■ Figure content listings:
-------------------------
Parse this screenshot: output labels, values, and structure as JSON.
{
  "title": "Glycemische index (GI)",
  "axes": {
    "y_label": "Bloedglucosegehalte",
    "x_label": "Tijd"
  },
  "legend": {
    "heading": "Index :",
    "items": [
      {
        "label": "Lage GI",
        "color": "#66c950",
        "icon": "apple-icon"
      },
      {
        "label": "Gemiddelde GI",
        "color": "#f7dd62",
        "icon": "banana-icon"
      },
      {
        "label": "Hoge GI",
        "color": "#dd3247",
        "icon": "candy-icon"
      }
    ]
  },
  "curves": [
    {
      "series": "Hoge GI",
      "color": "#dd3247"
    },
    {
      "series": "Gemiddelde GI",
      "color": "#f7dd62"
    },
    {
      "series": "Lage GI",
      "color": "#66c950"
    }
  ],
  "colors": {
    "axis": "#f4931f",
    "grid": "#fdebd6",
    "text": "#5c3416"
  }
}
-------------------------
■ Required task:
Search the records for the word "Gemiddelde" and copy every line where it occurs.

■ Output for this task:
        "label": "Gemiddelde GI",
      "series": "Gemiddelde GI",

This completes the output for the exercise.